(THE REQUEST) How many of these lines hold the string "Output"? Answer with the number only.

(GIVEN RECORDS)
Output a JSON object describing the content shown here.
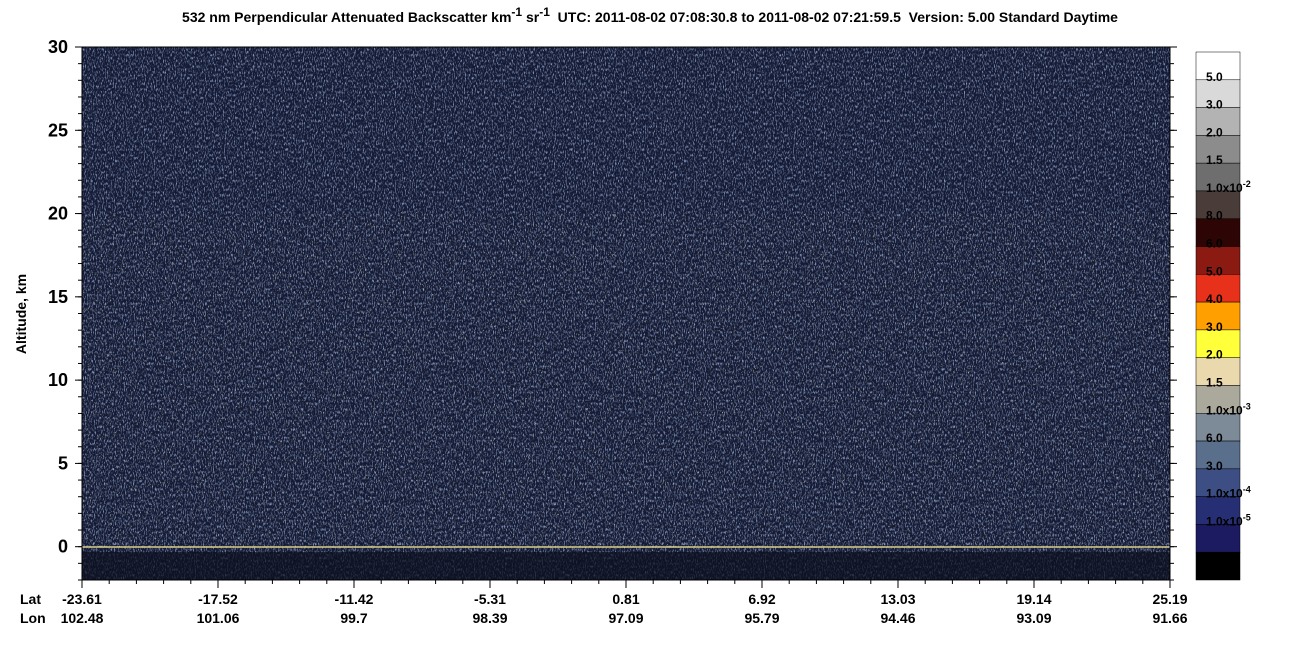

* * *

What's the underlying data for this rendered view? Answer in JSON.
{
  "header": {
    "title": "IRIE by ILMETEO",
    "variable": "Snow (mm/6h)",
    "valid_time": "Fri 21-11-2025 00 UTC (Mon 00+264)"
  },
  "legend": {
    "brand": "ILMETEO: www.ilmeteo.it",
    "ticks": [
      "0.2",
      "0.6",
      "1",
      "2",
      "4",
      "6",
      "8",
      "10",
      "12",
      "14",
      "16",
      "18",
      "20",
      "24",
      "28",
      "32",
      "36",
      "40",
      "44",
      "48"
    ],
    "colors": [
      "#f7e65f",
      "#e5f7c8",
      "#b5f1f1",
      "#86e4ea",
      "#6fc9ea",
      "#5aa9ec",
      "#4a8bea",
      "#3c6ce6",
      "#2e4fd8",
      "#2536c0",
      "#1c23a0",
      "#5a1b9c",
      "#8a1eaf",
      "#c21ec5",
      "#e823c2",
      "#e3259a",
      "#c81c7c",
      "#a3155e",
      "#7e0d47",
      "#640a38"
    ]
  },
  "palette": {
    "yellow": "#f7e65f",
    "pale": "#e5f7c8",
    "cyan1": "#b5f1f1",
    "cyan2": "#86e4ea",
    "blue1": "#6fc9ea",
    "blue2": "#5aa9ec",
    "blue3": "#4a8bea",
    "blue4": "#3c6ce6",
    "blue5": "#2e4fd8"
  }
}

==

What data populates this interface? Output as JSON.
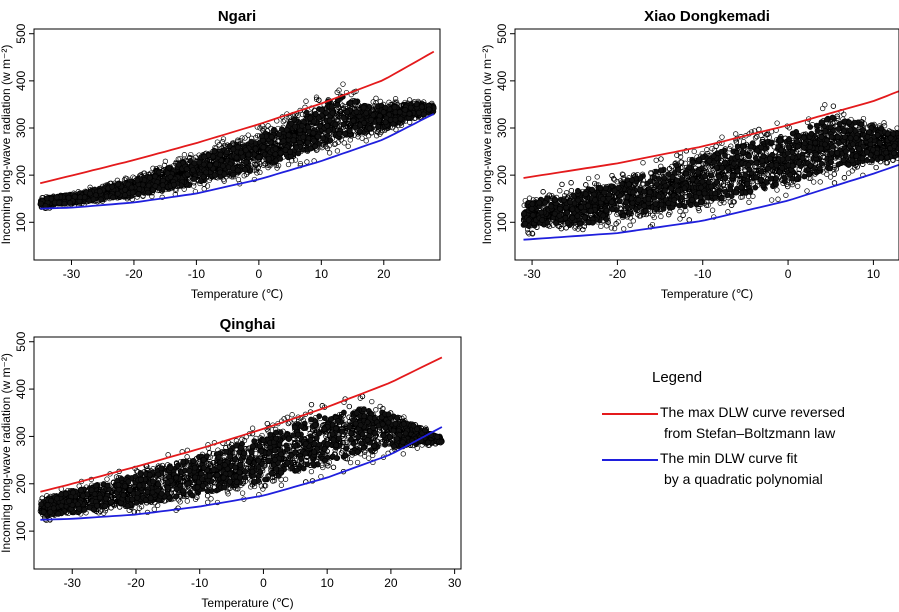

(RESPONSE TO THE EXERCISE) 2